Stored data entries:
○ ○ ○

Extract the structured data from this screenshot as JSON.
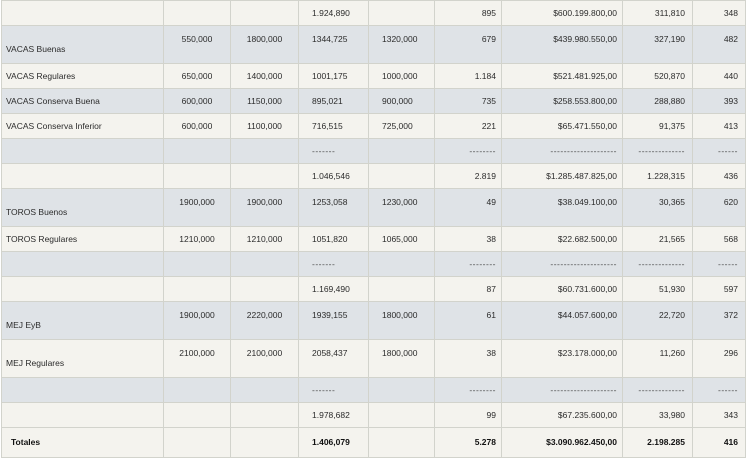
{
  "rows": [
    {
      "type": "light",
      "h": 25,
      "label": "",
      "c1": "",
      "c2": "",
      "c3": "1.924,890",
      "c4": "",
      "c5": "895",
      "c6": "$600.199.800,00",
      "c7": "311,810",
      "c8": "348"
    },
    {
      "type": "dark",
      "h": 38,
      "layout": "split",
      "label": "VACAS Buenas",
      "c1": "550,000",
      "c2": "1800,000",
      "c3": "1344,725",
      "c4": "1320,000",
      "c5": "679",
      "c6": "$439.980.550,00",
      "c7": "327,190",
      "c8": "482"
    },
    {
      "type": "light",
      "h": 25,
      "label": "VACAS Regulares",
      "c1": "650,000",
      "c2": "1400,000",
      "c3": "1001,175",
      "c4": "1000,000",
      "c5": "1.184",
      "c6": "$521.481.925,00",
      "c7": "520,870",
      "c8": "440"
    },
    {
      "type": "dark",
      "h": 25,
      "label": "VACAS Conserva Buena",
      "c1": "600,000",
      "c2": "1150,000",
      "c3": "895,021",
      "c4": "900,000",
      "c5": "735",
      "c6": "$258.553.800,00",
      "c7": "288,880",
      "c8": "393"
    },
    {
      "type": "light",
      "h": 25,
      "label": "VACAS Conserva Inferior",
      "c1": "600,000",
      "c2": "1100,000",
      "c3": "716,515",
      "c4": "725,000",
      "c5": "221",
      "c6": "$65.471.550,00",
      "c7": "91,375",
      "c8": "413"
    },
    {
      "type": "dark sep",
      "h": 25,
      "label": "",
      "c1": "",
      "c2": "",
      "c3": "-------",
      "c4": "",
      "c5": "--------",
      "c6": "--------------------",
      "c7": "--------------",
      "c8": "------"
    },
    {
      "type": "light",
      "h": 25,
      "label": "",
      "c1": "",
      "c2": "",
      "c3": "1.046,546",
      "c4": "",
      "c5": "2.819",
      "c6": "$1.285.487.825,00",
      "c7": "1.228,315",
      "c8": "436"
    },
    {
      "type": "dark",
      "h": 38,
      "layout": "split",
      "label": "TOROS Buenos",
      "c1": "1900,000",
      "c2": "1900,000",
      "c3": "1253,058",
      "c4": "1230,000",
      "c5": "49",
      "c6": "$38.049.100,00",
      "c7": "30,365",
      "c8": "620"
    },
    {
      "type": "light",
      "h": 25,
      "label": "TOROS Regulares",
      "c1": "1210,000",
      "c2": "1210,000",
      "c3": "1051,820",
      "c4": "1065,000",
      "c5": "38",
      "c6": "$22.682.500,00",
      "c7": "21,565",
      "c8": "568"
    },
    {
      "type": "dark sep",
      "h": 25,
      "label": "",
      "c1": "",
      "c2": "",
      "c3": "-------",
      "c4": "",
      "c5": "--------",
      "c6": "--------------------",
      "c7": "--------------",
      "c8": "------"
    },
    {
      "type": "light",
      "h": 25,
      "label": "",
      "c1": "",
      "c2": "",
      "c3": "1.169,490",
      "c4": "",
      "c5": "87",
      "c6": "$60.731.600,00",
      "c7": "51,930",
      "c8": "597"
    },
    {
      "type": "dark",
      "h": 38,
      "layout": "split",
      "label": "MEJ EyB",
      "c1": "1900,000",
      "c2": "2220,000",
      "c3": "1939,155",
      "c4": "1800,000",
      "c5": "61",
      "c6": "$44.057.600,00",
      "c7": "22,720",
      "c8": "372"
    },
    {
      "type": "light",
      "h": 38,
      "layout": "split",
      "label": "MEJ Regulares",
      "c1": "2100,000",
      "c2": "2100,000",
      "c3": "2058,437",
      "c4": "1800,000",
      "c5": "38",
      "c6": "$23.178.000,00",
      "c7": "11,260",
      "c8": "296"
    },
    {
      "type": "dark sep",
      "h": 25,
      "label": "",
      "c1": "",
      "c2": "",
      "c3": "-------",
      "c4": "",
      "c5": "--------",
      "c6": "--------------------",
      "c7": "--------------",
      "c8": "------"
    },
    {
      "type": "light",
      "h": 25,
      "label": "",
      "c1": "",
      "c2": "",
      "c3": "1.978,682",
      "c4": "",
      "c5": "99",
      "c6": "$67.235.600,00",
      "c7": "33,980",
      "c8": "343"
    },
    {
      "type": "tot",
      "h": 30,
      "label": "Totales",
      "c1": "",
      "c2": "",
      "c3": "1.406,079",
      "c4": "",
      "c5": "5.278",
      "c6": "$3.090.962.450,00",
      "c7": "2.198.285",
      "c8": "416"
    }
  ]
}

○ ○ ○

◆ Exercise requirements:
Repeat all of the entries word for word, but omit the pictures.

◆ Written answer:
Extract the structured data from this screenshot as JSON.
{
  "rows": [
    {
      "type": "light",
      "h": 25,
      "label": "",
      "c1": "",
      "c2": "",
      "c3": "1.924,890",
      "c4": "",
      "c5": "895",
      "c6": "$600.199.800,00",
      "c7": "311,810",
      "c8": "348"
    },
    {
      "type": "dark",
      "h": 38,
      "layout": "split",
      "label": "VACAS Buenas",
      "c1": "550,000",
      "c2": "1800,000",
      "c3": "1344,725",
      "c4": "1320,000",
      "c5": "679",
      "c6": "$439.980.550,00",
      "c7": "327,190",
      "c8": "482"
    },
    {
      "type": "light",
      "h": 25,
      "label": "VACAS Regulares",
      "c1": "650,000",
      "c2": "1400,000",
      "c3": "1001,175",
      "c4": "1000,000",
      "c5": "1.184",
      "c6": "$521.481.925,00",
      "c7": "520,870",
      "c8": "440"
    },
    {
      "type": "dark",
      "h": 25,
      "label": "VACAS Conserva Buena",
      "c1": "600,000",
      "c2": "1150,000",
      "c3": "895,021",
      "c4": "900,000",
      "c5": "735",
      "c6": "$258.553.800,00",
      "c7": "288,880",
      "c8": "393"
    },
    {
      "type": "light",
      "h": 25,
      "label": "VACAS Conserva Inferior",
      "c1": "600,000",
      "c2": "1100,000",
      "c3": "716,515",
      "c4": "725,000",
      "c5": "221",
      "c6": "$65.471.550,00",
      "c7": "91,375",
      "c8": "413"
    },
    {
      "type": "dark sep",
      "h": 25,
      "label": "",
      "c1": "",
      "c2": "",
      "c3": "-------",
      "c4": "",
      "c5": "--------",
      "c6": "--------------------",
      "c7": "--------------",
      "c8": "------"
    },
    {
      "type": "light",
      "h": 25,
      "label": "",
      "c1": "",
      "c2": "",
      "c3": "1.046,546",
      "c4": "",
      "c5": "2.819",
      "c6": "$1.285.487.825,00",
      "c7": "1.228,315",
      "c8": "436"
    },
    {
      "type": "dark",
      "h": 38,
      "layout": "split",
      "label": "TOROS Buenos",
      "c1": "1900,000",
      "c2": "1900,000",
      "c3": "1253,058",
      "c4": "1230,000",
      "c5": "49",
      "c6": "$38.049.100,00",
      "c7": "30,365",
      "c8": "620"
    },
    {
      "type": "light",
      "h": 25,
      "label": "TOROS Regulares",
      "c1": "1210,000",
      "c2": "1210,000",
      "c3": "1051,820",
      "c4": "1065,000",
      "c5": "38",
      "c6": "$22.682.500,00",
      "c7": "21,565",
      "c8": "568"
    },
    {
      "type": "dark sep",
      "h": 25,
      "label": "",
      "c1": "",
      "c2": "",
      "c3": "-------",
      "c4": "",
      "c5": "--------",
      "c6": "--------------------",
      "c7": "--------------",
      "c8": "------"
    },
    {
      "type": "light",
      "h": 25,
      "label": "",
      "c1": "",
      "c2": "",
      "c3": "1.169,490",
      "c4": "",
      "c5": "87",
      "c6": "$60.731.600,00",
      "c7": "51,930",
      "c8": "597"
    },
    {
      "type": "dark",
      "h": 38,
      "layout": "split",
      "label": "MEJ EyB",
      "c1": "1900,000",
      "c2": "2220,000",
      "c3": "1939,155",
      "c4": "1800,000",
      "c5": "61",
      "c6": "$44.057.600,00",
      "c7": "22,720",
      "c8": "372"
    },
    {
      "type": "light",
      "h": 38,
      "layout": "split",
      "label": "MEJ Regulares",
      "c1": "2100,000",
      "c2": "2100,000",
      "c3": "2058,437",
      "c4": "1800,000",
      "c5": "38",
      "c6": "$23.178.000,00",
      "c7": "11,260",
      "c8": "296"
    },
    {
      "type": "dark sep",
      "h": 25,
      "label": "",
      "c1": "",
      "c2": "",
      "c3": "-------",
      "c4": "",
      "c5": "--------",
      "c6": "--------------------",
      "c7": "--------------",
      "c8": "------"
    },
    {
      "type": "light",
      "h": 25,
      "label": "",
      "c1": "",
      "c2": "",
      "c3": "1.978,682",
      "c4": "",
      "c5": "99",
      "c6": "$67.235.600,00",
      "c7": "33,980",
      "c8": "343"
    },
    {
      "type": "tot",
      "h": 30,
      "label": "Totales",
      "c1": "",
      "c2": "",
      "c3": "1.406,079",
      "c4": "",
      "c5": "5.278",
      "c6": "$3.090.962.450,00",
      "c7": "2.198.285",
      "c8": "416"
    }
  ]
}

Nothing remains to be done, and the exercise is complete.